#### Data excerpts:
=-=-=-=-=

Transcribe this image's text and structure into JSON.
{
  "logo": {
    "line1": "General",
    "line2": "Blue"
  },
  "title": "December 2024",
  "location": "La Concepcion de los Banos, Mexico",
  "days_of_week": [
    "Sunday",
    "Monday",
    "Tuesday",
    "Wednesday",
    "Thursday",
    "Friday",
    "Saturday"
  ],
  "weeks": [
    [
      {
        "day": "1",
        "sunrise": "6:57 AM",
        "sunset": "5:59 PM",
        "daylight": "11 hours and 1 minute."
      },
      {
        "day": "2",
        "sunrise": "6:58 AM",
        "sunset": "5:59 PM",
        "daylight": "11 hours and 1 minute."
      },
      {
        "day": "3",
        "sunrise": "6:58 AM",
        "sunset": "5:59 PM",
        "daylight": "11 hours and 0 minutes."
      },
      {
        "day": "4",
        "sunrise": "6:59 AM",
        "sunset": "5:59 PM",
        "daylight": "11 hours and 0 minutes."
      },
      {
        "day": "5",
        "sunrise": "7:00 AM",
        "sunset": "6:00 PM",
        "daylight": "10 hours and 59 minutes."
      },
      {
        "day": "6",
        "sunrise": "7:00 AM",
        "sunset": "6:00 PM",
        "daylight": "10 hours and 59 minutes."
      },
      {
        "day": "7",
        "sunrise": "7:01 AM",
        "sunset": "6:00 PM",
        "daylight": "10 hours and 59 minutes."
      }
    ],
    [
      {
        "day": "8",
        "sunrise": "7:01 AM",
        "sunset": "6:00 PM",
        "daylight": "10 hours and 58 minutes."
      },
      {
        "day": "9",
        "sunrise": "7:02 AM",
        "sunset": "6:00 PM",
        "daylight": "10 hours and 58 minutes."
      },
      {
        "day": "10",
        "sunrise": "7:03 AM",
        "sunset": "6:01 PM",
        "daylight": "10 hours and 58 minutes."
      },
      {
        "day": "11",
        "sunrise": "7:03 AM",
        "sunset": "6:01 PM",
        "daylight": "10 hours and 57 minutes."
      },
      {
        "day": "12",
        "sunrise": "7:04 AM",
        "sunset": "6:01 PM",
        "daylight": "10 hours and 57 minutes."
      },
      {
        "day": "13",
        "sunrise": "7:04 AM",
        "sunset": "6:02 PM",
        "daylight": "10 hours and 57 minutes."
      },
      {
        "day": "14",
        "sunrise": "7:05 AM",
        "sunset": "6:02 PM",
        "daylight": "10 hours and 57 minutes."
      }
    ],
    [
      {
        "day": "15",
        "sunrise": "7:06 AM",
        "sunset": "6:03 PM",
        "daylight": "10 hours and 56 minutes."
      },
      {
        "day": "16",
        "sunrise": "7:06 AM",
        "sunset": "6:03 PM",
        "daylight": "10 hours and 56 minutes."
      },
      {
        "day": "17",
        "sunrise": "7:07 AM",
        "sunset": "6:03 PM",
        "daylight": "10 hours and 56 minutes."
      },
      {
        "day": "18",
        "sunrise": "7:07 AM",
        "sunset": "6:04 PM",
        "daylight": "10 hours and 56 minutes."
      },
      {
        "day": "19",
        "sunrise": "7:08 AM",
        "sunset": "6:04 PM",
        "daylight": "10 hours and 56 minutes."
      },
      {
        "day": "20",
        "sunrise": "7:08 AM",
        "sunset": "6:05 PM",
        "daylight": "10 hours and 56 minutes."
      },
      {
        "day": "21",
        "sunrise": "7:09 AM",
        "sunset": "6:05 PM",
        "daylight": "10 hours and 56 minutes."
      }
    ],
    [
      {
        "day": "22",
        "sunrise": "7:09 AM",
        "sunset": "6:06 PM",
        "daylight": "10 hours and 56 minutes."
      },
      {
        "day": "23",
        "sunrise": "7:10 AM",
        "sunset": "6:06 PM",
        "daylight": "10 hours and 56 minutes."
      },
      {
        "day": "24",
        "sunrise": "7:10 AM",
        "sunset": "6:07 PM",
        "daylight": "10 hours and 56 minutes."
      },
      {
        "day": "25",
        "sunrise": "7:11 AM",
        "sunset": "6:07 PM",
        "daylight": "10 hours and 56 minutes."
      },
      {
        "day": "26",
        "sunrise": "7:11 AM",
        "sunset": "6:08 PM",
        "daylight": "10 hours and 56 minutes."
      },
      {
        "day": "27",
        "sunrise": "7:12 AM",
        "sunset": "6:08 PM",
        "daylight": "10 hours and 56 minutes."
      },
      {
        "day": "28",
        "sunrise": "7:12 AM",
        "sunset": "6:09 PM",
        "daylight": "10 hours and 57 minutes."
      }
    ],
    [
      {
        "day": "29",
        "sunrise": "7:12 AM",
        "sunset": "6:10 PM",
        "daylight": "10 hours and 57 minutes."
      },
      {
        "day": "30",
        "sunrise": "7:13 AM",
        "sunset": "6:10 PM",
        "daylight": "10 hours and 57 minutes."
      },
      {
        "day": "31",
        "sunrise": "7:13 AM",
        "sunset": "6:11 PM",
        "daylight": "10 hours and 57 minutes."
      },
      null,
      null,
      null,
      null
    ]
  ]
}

=-=-=-=-=

#### What to produce:
Transcribe all entries exactly as they are given.

#### Problem solution:
Transcribe this image's text and structure into JSON.
{
  "logo": {
    "line1": "General",
    "line2": "Blue"
  },
  "title": "December 2024",
  "location": "La Concepcion de los Banos, Mexico",
  "days_of_week": [
    "Sunday",
    "Monday",
    "Tuesday",
    "Wednesday",
    "Thursday",
    "Friday",
    "Saturday"
  ],
  "weeks": [
    [
      {
        "day": "1",
        "sunrise": "6:57 AM",
        "sunset": "5:59 PM",
        "daylight": "11 hours and 1 minute."
      },
      {
        "day": "2",
        "sunrise": "6:58 AM",
        "sunset": "5:59 PM",
        "daylight": "11 hours and 1 minute."
      },
      {
        "day": "3",
        "sunrise": "6:58 AM",
        "sunset": "5:59 PM",
        "daylight": "11 hours and 0 minutes."
      },
      {
        "day": "4",
        "sunrise": "6:59 AM",
        "sunset": "5:59 PM",
        "daylight": "11 hours and 0 minutes."
      },
      {
        "day": "5",
        "sunrise": "7:00 AM",
        "sunset": "6:00 PM",
        "daylight": "10 hours and 59 minutes."
      },
      {
        "day": "6",
        "sunrise": "7:00 AM",
        "sunset": "6:00 PM",
        "daylight": "10 hours and 59 minutes."
      },
      {
        "day": "7",
        "sunrise": "7:01 AM",
        "sunset": "6:00 PM",
        "daylight": "10 hours and 59 minutes."
      }
    ],
    [
      {
        "day": "8",
        "sunrise": "7:01 AM",
        "sunset": "6:00 PM",
        "daylight": "10 hours and 58 minutes."
      },
      {
        "day": "9",
        "sunrise": "7:02 AM",
        "sunset": "6:00 PM",
        "daylight": "10 hours and 58 minutes."
      },
      {
        "day": "10",
        "sunrise": "7:03 AM",
        "sunset": "6:01 PM",
        "daylight": "10 hours and 58 minutes."
      },
      {
        "day": "11",
        "sunrise": "7:03 AM",
        "sunset": "6:01 PM",
        "daylight": "10 hours and 57 minutes."
      },
      {
        "day": "12",
        "sunrise": "7:04 AM",
        "sunset": "6:01 PM",
        "daylight": "10 hours and 57 minutes."
      },
      {
        "day": "13",
        "sunrise": "7:04 AM",
        "sunset": "6:02 PM",
        "daylight": "10 hours and 57 minutes."
      },
      {
        "day": "14",
        "sunrise": "7:05 AM",
        "sunset": "6:02 PM",
        "daylight": "10 hours and 57 minutes."
      }
    ],
    [
      {
        "day": "15",
        "sunrise": "7:06 AM",
        "sunset": "6:03 PM",
        "daylight": "10 hours and 56 minutes."
      },
      {
        "day": "16",
        "sunrise": "7:06 AM",
        "sunset": "6:03 PM",
        "daylight": "10 hours and 56 minutes."
      },
      {
        "day": "17",
        "sunrise": "7:07 AM",
        "sunset": "6:03 PM",
        "daylight": "10 hours and 56 minutes."
      },
      {
        "day": "18",
        "sunrise": "7:07 AM",
        "sunset": "6:04 PM",
        "daylight": "10 hours and 56 minutes."
      },
      {
        "day": "19",
        "sunrise": "7:08 AM",
        "sunset": "6:04 PM",
        "daylight": "10 hours and 56 minutes."
      },
      {
        "day": "20",
        "sunrise": "7:08 AM",
        "sunset": "6:05 PM",
        "daylight": "10 hours and 56 minutes."
      },
      {
        "day": "21",
        "sunrise": "7:09 AM",
        "sunset": "6:05 PM",
        "daylight": "10 hours and 56 minutes."
      }
    ],
    [
      {
        "day": "22",
        "sunrise": "7:09 AM",
        "sunset": "6:06 PM",
        "daylight": "10 hours and 56 minutes."
      },
      {
        "day": "23",
        "sunrise": "7:10 AM",
        "sunset": "6:06 PM",
        "daylight": "10 hours and 56 minutes."
      },
      {
        "day": "24",
        "sunrise": "7:10 AM",
        "sunset": "6:07 PM",
        "daylight": "10 hours and 56 minutes."
      },
      {
        "day": "25",
        "sunrise": "7:11 AM",
        "sunset": "6:07 PM",
        "daylight": "10 hours and 56 minutes."
      },
      {
        "day": "26",
        "sunrise": "7:11 AM",
        "sunset": "6:08 PM",
        "daylight": "10 hours and 56 minutes."
      },
      {
        "day": "27",
        "sunrise": "7:12 AM",
        "sunset": "6:08 PM",
        "daylight": "10 hours and 56 minutes."
      },
      {
        "day": "28",
        "sunrise": "7:12 AM",
        "sunset": "6:09 PM",
        "daylight": "10 hours and 57 minutes."
      }
    ],
    [
      {
        "day": "29",
        "sunrise": "7:12 AM",
        "sunset": "6:10 PM",
        "daylight": "10 hours and 57 minutes."
      },
      {
        "day": "30",
        "sunrise": "7:13 AM",
        "sunset": "6:10 PM",
        "daylight": "10 hours and 57 minutes."
      },
      {
        "day": "31",
        "sunrise": "7:13 AM",
        "sunset": "6:11 PM",
        "daylight": "10 hours and 57 minutes."
      },
      null,
      null,
      null,
      null
    ]
  ]
}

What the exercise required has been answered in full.